* _Problem_:
Within this material, how many lines have the string "color" in them? The answer is a number, with nothing added.
** Start Material provided **
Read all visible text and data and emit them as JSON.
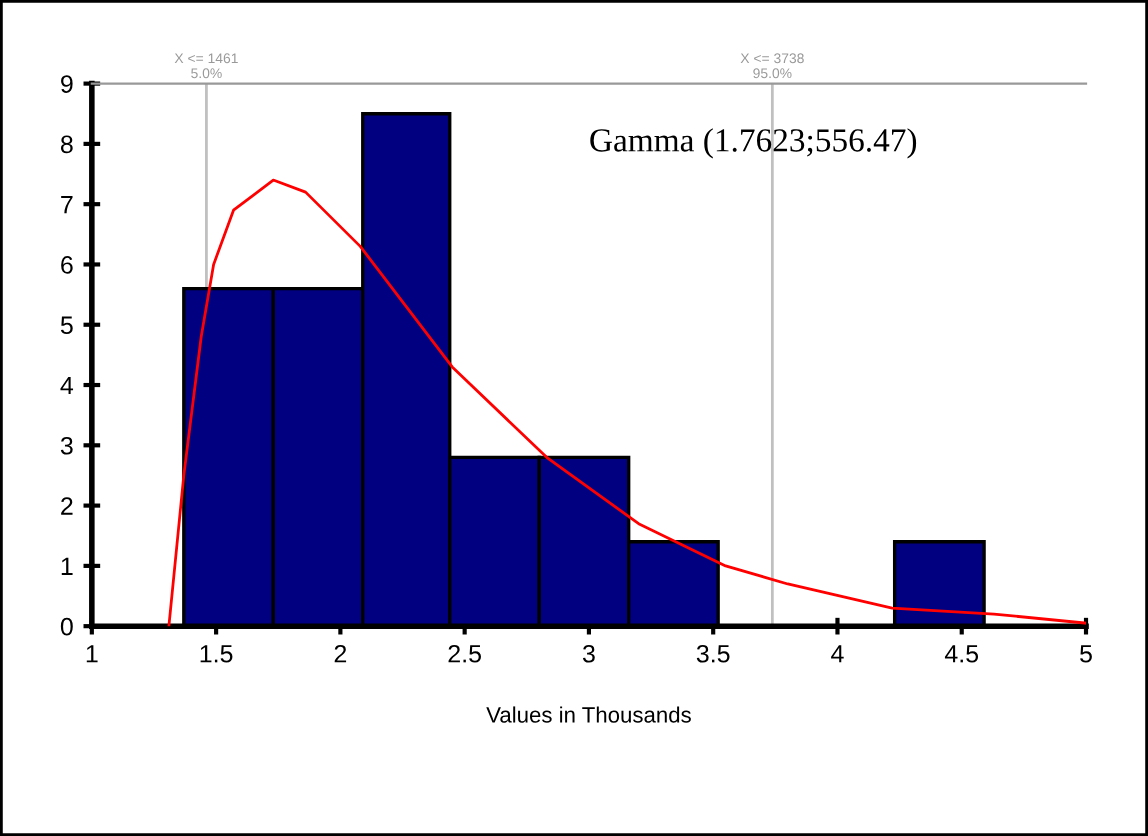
{
  "chart_data": {
    "type": "histogram",
    "xlabel": "Values in Thousands",
    "bins": [
      1.37,
      1.73,
      2.09,
      2.44,
      2.8,
      3.16,
      3.52,
      4.23,
      4.59
    ],
    "values": [
      5.6,
      5.6,
      8.5,
      2.8,
      2.8,
      1.4,
      0,
      1.4
    ],
    "color": "#000080",
    "series": [
      {
        "type": "line",
        "color": "#ff0000",
        "x": [
          1.31,
          1.37,
          1.44,
          1.49,
          1.57,
          1.73,
          1.86,
          2.08,
          2.45,
          2.83,
          3.2,
          3.55,
          3.8,
          4.22,
          4.63,
          5.0
        ],
        "values": [
          0,
          2.5,
          4.8,
          6.0,
          6.9,
          7.4,
          7.2,
          6.3,
          4.3,
          2.8,
          1.7,
          1.0,
          0.7,
          0.3,
          0.2,
          0.05
        ]
      }
    ],
    "annotations": [
      "Gamma (1.7623;556.47)"
    ],
    "ref_lines": [
      {
        "axis": "x",
        "value": 1.461,
        "label": "X <= 1461\n5.0%",
        "color": "#c0c0c0"
      },
      {
        "axis": "x",
        "value": 3.738,
        "label": "X <= 3738\n95.0%",
        "color": "#c0c0c0"
      }
    ],
    "xlim": [
      1,
      5
    ],
    "ylim": [
      0,
      9
    ],
    "xticks": [
      1,
      1.5,
      2,
      2.5,
      3,
      3.5,
      4,
      4.5,
      5
    ],
    "yticks": [
      0,
      1,
      2,
      3,
      4,
      5,
      6,
      7,
      8,
      9
    ],
    "grid": false
  }
}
** End Material provided **
* _Response for this exercise_:
4